-- Task to complete --
Find the string "will" in the entries and copy each line that has it.

── Exercise input ──

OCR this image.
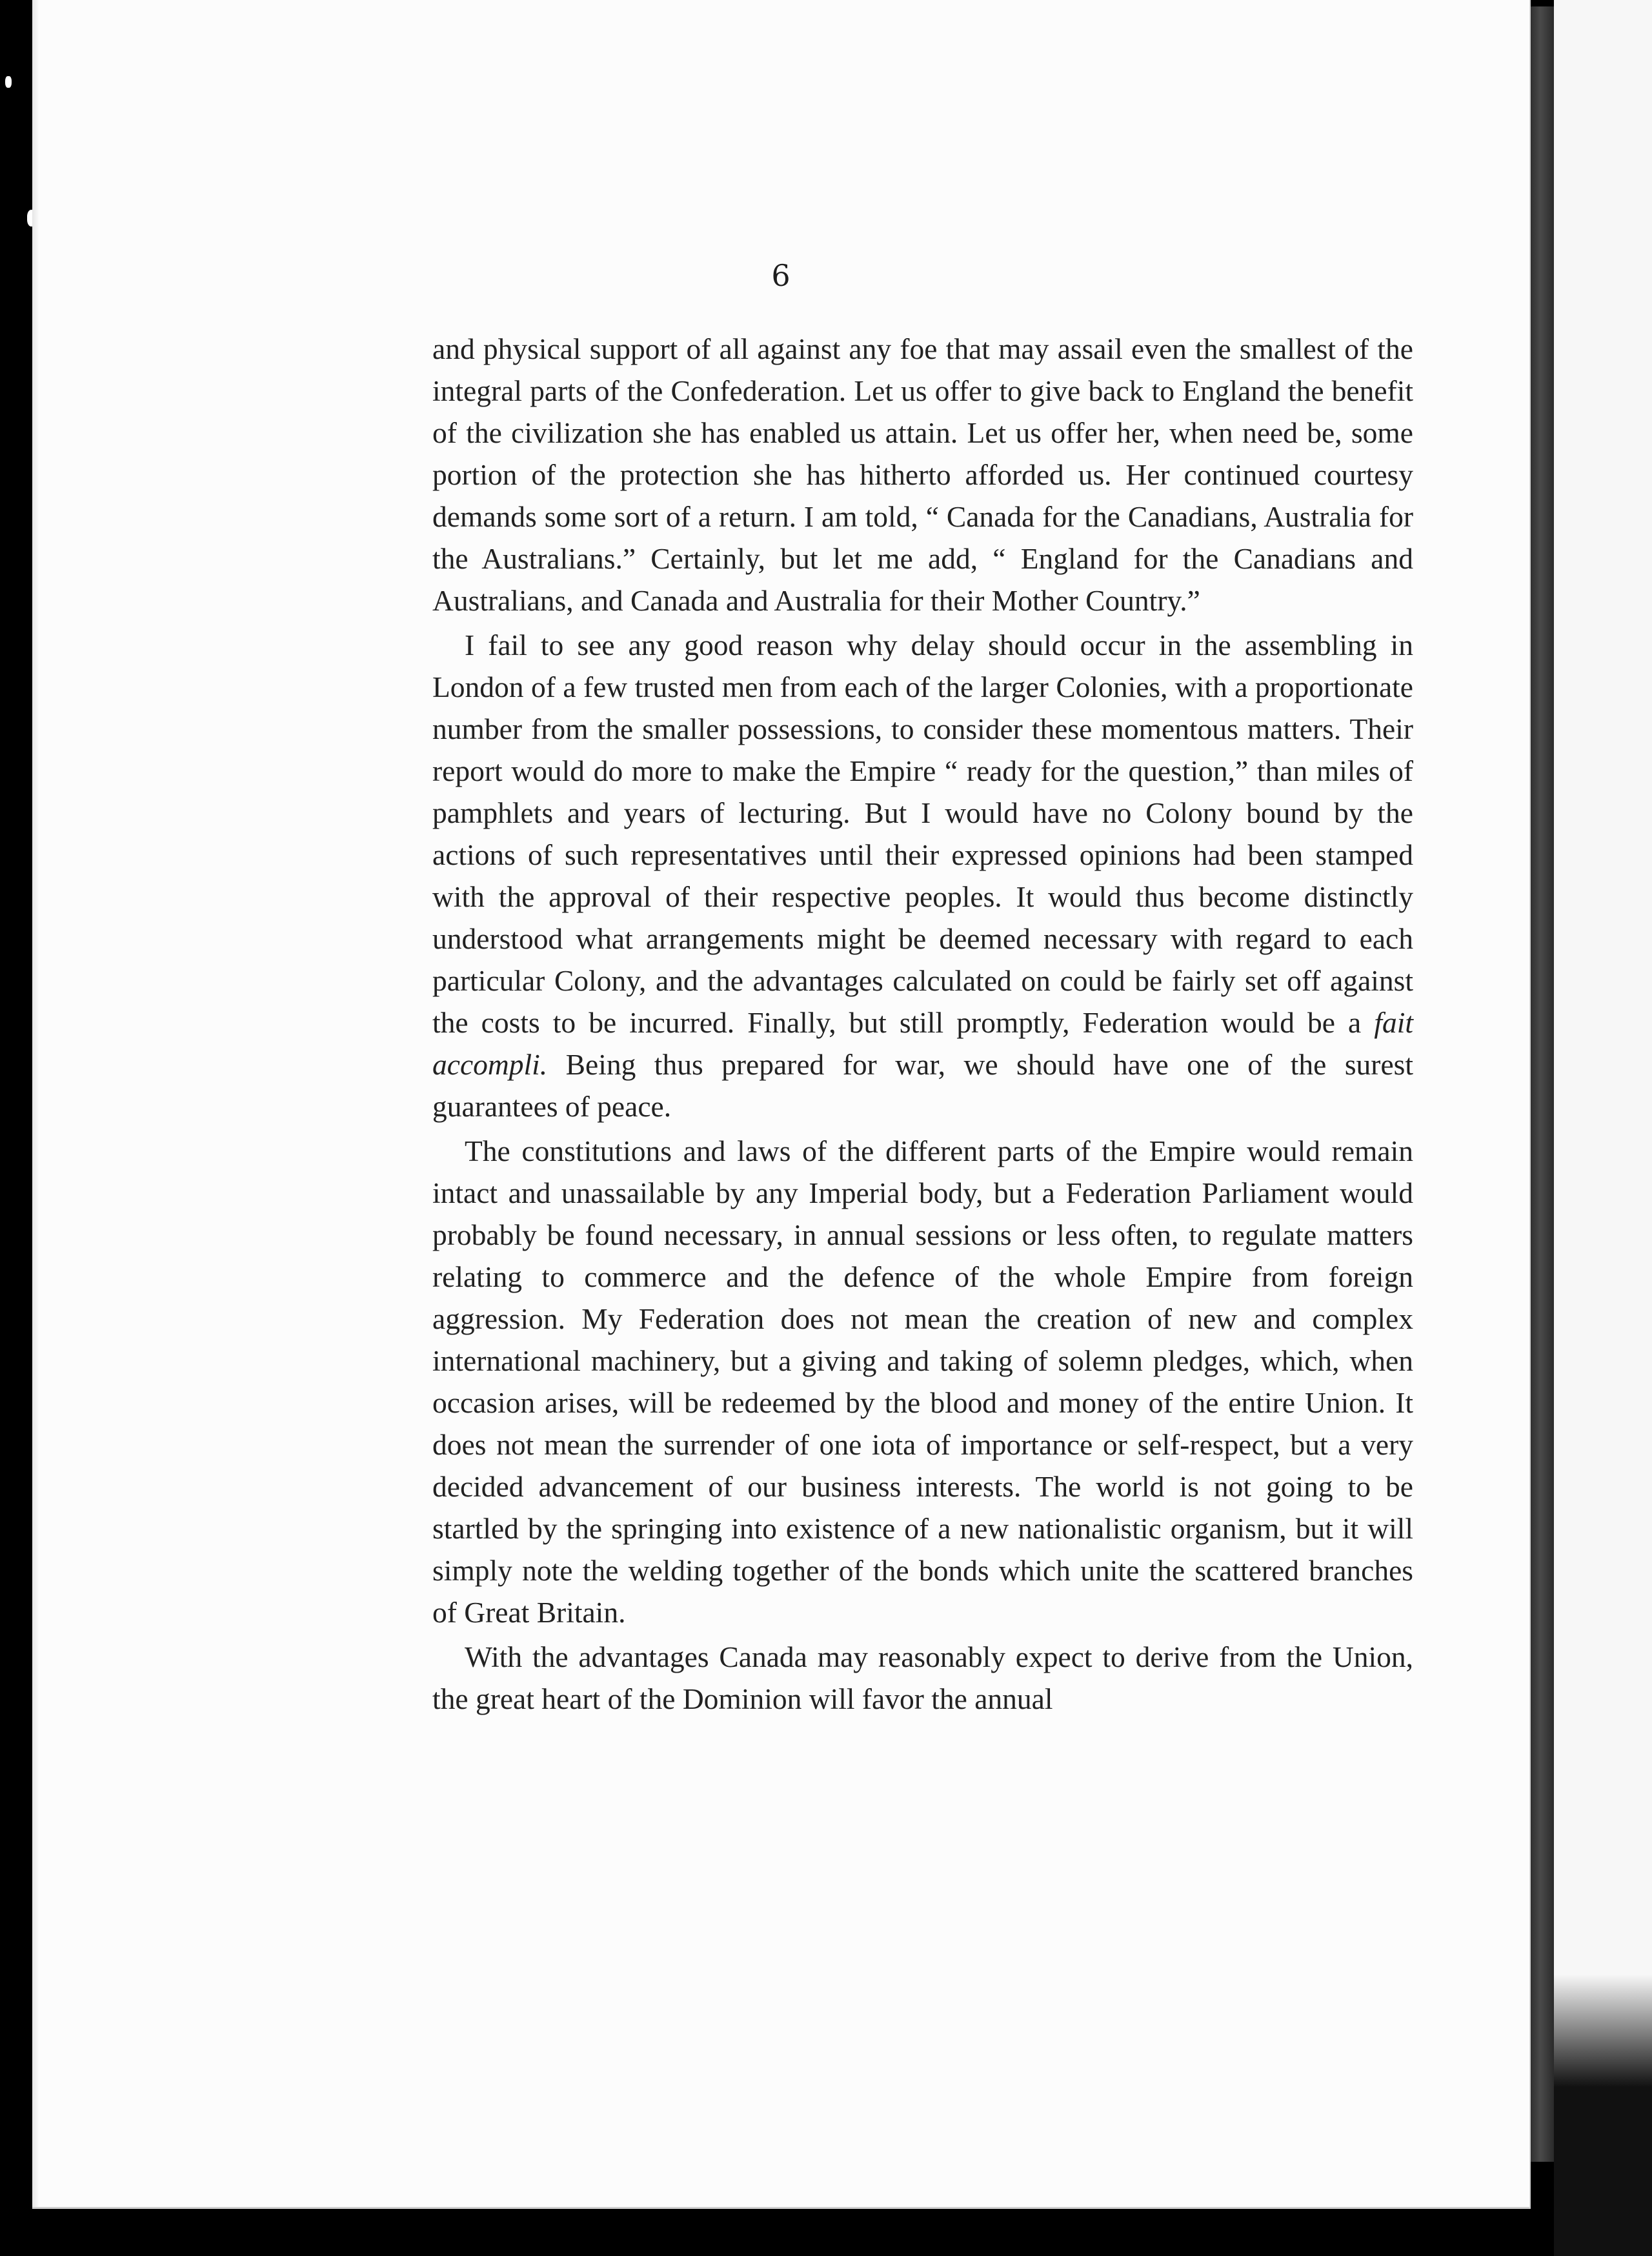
6

and physical support of all against any foe that may assail even the smallest of the integral parts of the Confederation. Let us offer to give back to England the benefit of the civilization she has enabled us attain. Let us offer her, when need be, some portion of the protection she has hitherto afforded us. Her continued courtesy demands some sort of a return. I am told, “ Canada for the Canadians, Australia for the Australians.” Certainly, but let me add, “ England for the Canadians and Australians, and Canada and Australia for their Mother Country.”

I fail to see any good reason why delay should occur in the assembling in London of a few trusted men from each of the larger Colonies, with a proportionate number from the smaller possessions, to consider these momentous matters. Their report would do more to make the Empire “ ready for the question,” than miles of pamphlets and years of lecturing. But I would have no Colony bound by the actions of such representatives until their expressed opinions had been stamped with the approval of their respective peoples. It would thus become distinctly understood what arrangements might be deemed necessary with regard to each particular Colony, and the advantages calculated on could be fairly set off against the costs to be incurred. Finally, but still promptly, Federation would be a fait accompli. Being thus prepared for war, we should have one of the surest guarantees of peace.

The constitutions and laws of the different parts of the Empire would remain intact and unassailable by any Imperial body, but a Federation Parliament would probably be found necessary, in annual sessions or less often, to regulate matters relating to commerce and the defence of the whole Empire from foreign aggression. My Federation does not mean the creation of new and complex international machinery, but a giving and taking of solemn pledges, which, when occasion arises, will be redeemed by the blood and money of the entire Union. It does not mean the surrender of one iota of importance or self-respect, but a very decided advancement of our business interests. The world is not going to be startled by the springing into existence of a new nationalistic organism, but it will simply note the welding together of the bonds which unite the scattered branches of Great Britain.

With the advantages Canada may reasonably expect to derive from the Union, the great heart of the Dominion will favor the annual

───

-- Full answer --
The constitutions and laws of the different parts of the Empire would remain intact and unassailable by any Imperial body, but a Federation Parliament would probably be found necessary, in annual sessions or less often, to regulate matters relating to commerce and the defence of the whole Empire from foreign aggression. My Federation does not mean the creation of new and complex international machinery, but a giving and taking of solemn pledges, which, when occasion arises, will be redeemed by the blood and money of the entire Union. It does not mean the surrender of one iota of importance or self-respect, but a very decided advancement of our business interests. The world is not going to be startled by the springing into existence of a new nationalistic organism, but it will simply note the welding together of the bonds which unite the scattered branches of Great Britain.
With the advantages Canada may reasonably expect to derive from the Union, the great heart of the Dominion will favor the annual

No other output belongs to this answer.